Do this:
Pictures do not belong in the copy. Return all of the entries exactly.

Given entries:
··········
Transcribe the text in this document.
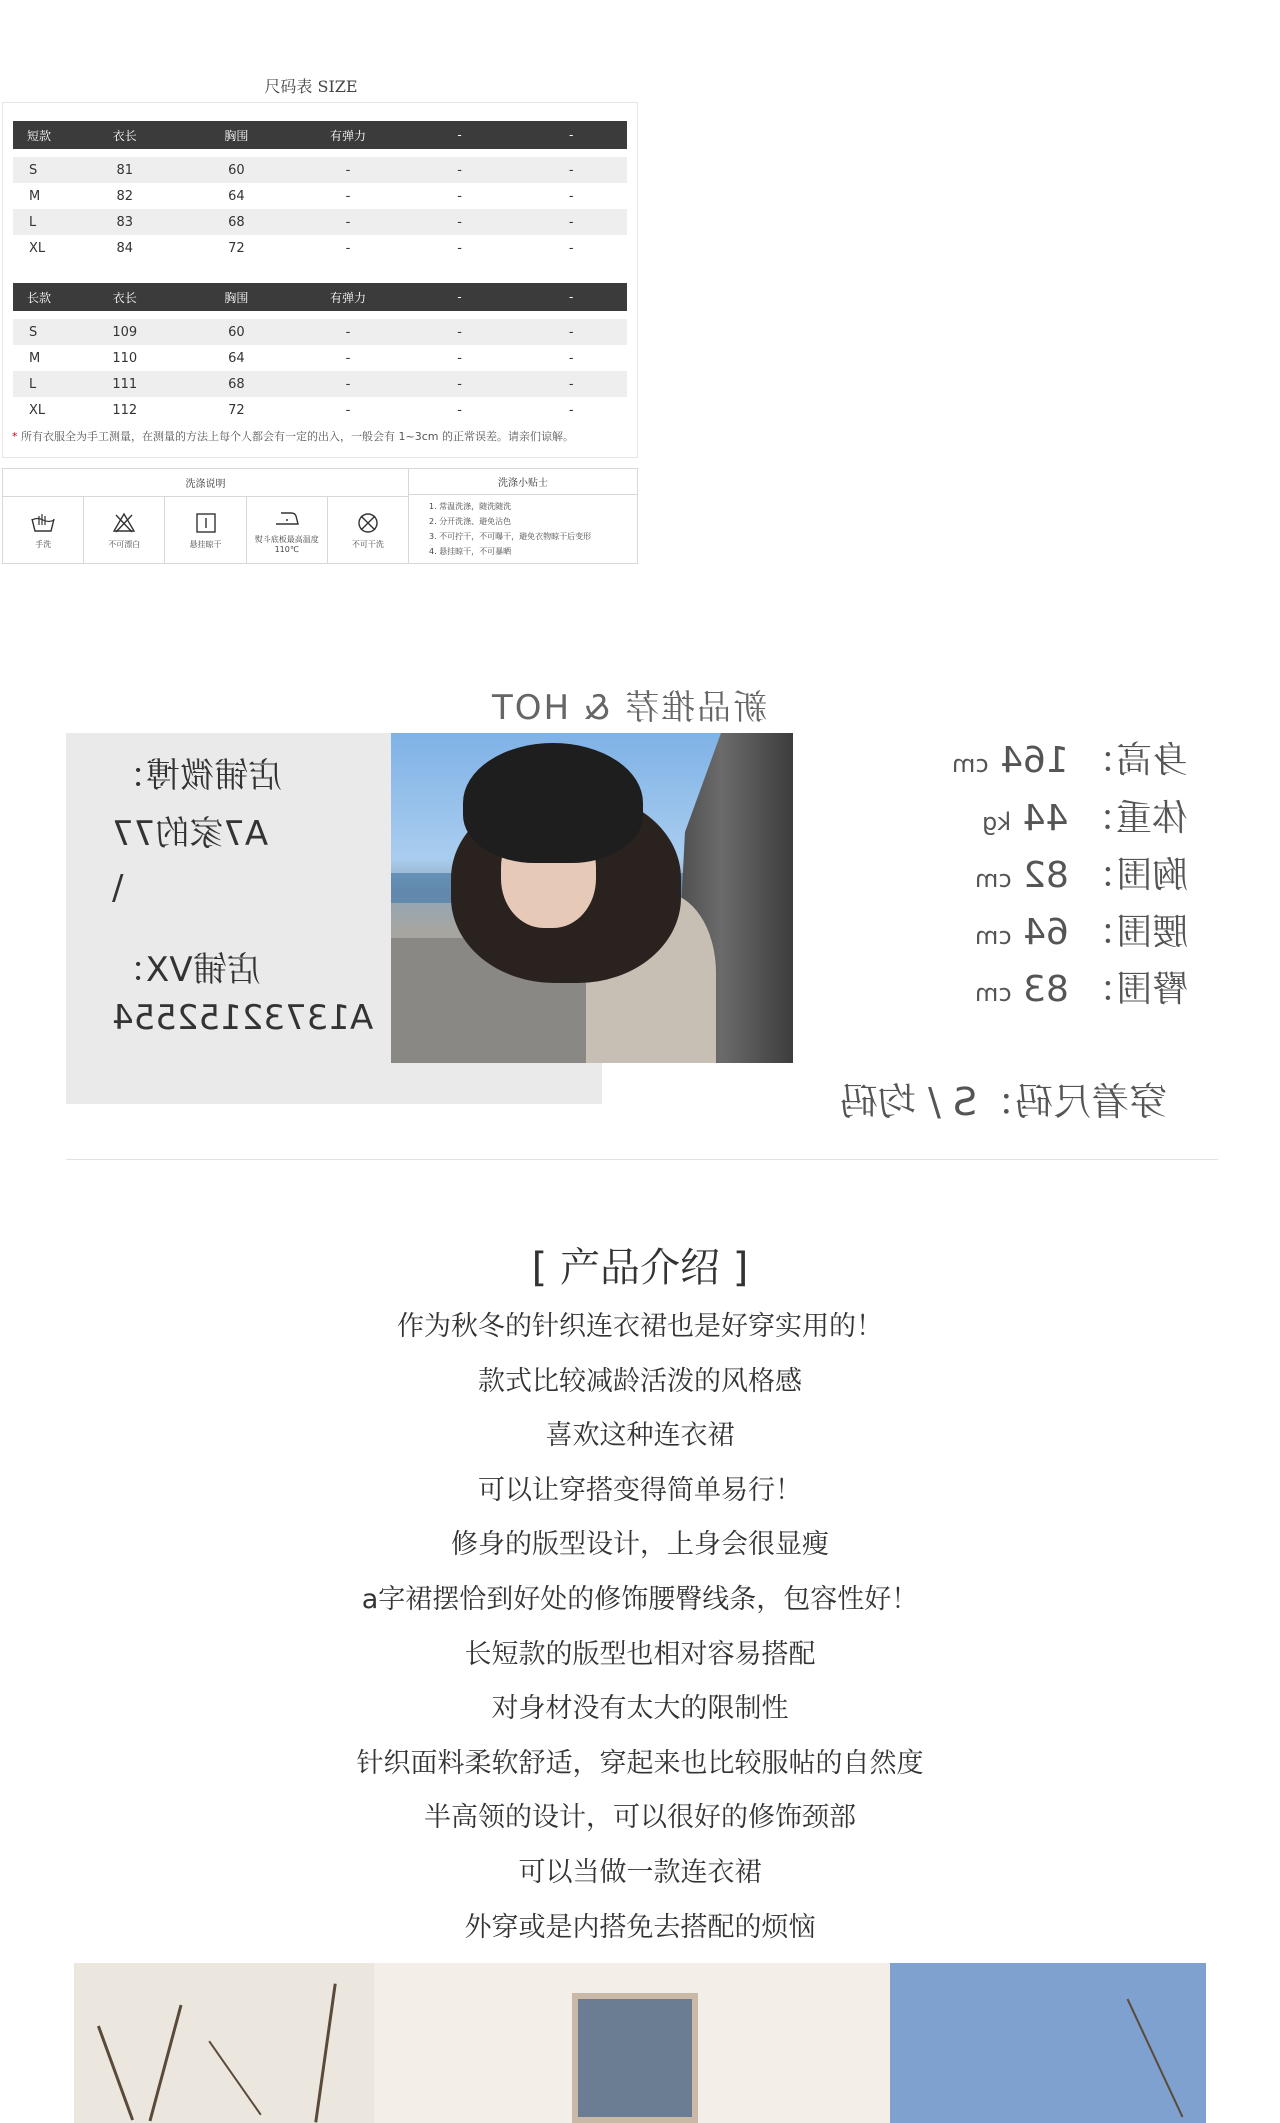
尺码表 SIZE
短款	衣长	胸围	有弹力	-	-
S	81	60	-	-	-
M	82	64	-	-	-
L	83	68	-	-	-
XL	84	72	-	-	-
长款	衣长	胸围	有弹力	-	-
S	109	60	-	-	-
M	110	64	-	-	-
L	111	68	-	-	-
XL	112	72	-	-	-
* 所有衣服全为手工测量，在测量的方法上每个人都会有一定的出入，一般会有 1~3cm 的正常误差。请亲们谅解。
洗涤说明
手洗	不可漂白	悬挂晾干	熨斗底板最高温度110℃
不可干洗
洗涤小贴士
1. 常温洗涤，随洗随洗
2. 分开洗涤、避免沾色
3. 不可拧干，不可曝干，避免衣物晾干后变形
4. 悬挂晾干，不可暴晒
新品推荐 & HOT
店铺微博：
A7家的77
\
店铺VX：
A13732152554
身高： 164 cm
体重： 44 kg
胸围： 82 cm
腰围： 64 cm
臀围： 83 cm
穿着尺码：S / 均码
[ 产品介绍 ]
作为秋冬的针织连衣裙也是好穿实用的！
款式比较减龄活泼的风格感
喜欢这种连衣裙
可以让穿搭变得简单易行！
修身的版型设计，上身会很显瘦
a字裙摆恰到好处的修饰腰臀线条，包容性好！
长短款的版型也相对容易搭配
对身材没有太大的限制性
针织面料柔软舒适，穿起来也比较服帖的自然度
半高领的设计，可以很好的修饰颈部
可以当做一款连衣裙
外穿或是内搭免去搭配的烦恼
··········
Expected output:
Transcribe the text in this document.
尺码表 SIZE
短款	衣长	胸围	有弹力	-	-
S	81	60	-	-	-
M	82	64	-	-	-
L	83	68	-	-	-
XL	84	72	-	-	-
长款	衣长	胸围	有弹力	-	-
S	109	60	-	-	-
M	110	64	-	-	-
L	111	68	-	-	-
XL	112	72	-	-	-
* 所有衣服全为手工测量，在测量的方法上每个人都会有一定的出入，一般会有 1~3cm 的正常误差。请亲们谅解。
洗涤说明
手洗	不可漂白	悬挂晾干	熨斗底板最高温度110℃
不可干洗
洗涤小贴士
1. 常温洗涤，随洗随洗
2. 分开洗涤、避免沾色
3. 不可拧干，不可曝干，避免衣物晾干后变形
4. 悬挂晾干，不可暴晒
新品推荐 & HOT
店铺微博：
A7家的77
\
店铺VX：
A13732152554
身高： 164 cm
体重： 44 kg
胸围： 82 cm
腰围： 64 cm
臀围： 83 cm
穿着尺码：S / 均码
[ 产品介绍 ]
作为秋冬的针织连衣裙也是好穿实用的！
款式比较减龄活泼的风格感
喜欢这种连衣裙
可以让穿搭变得简单易行！
修身的版型设计，上身会很显瘦
a字裙摆恰到好处的修饰腰臀线条，包容性好！
长短款的版型也相对容易搭配
对身材没有太大的限制性
针织面料柔软舒适，穿起来也比较服帖的自然度
半高领的设计，可以很好的修饰颈部
可以当做一款连衣裙
外穿或是内搭免去搭配的烦恼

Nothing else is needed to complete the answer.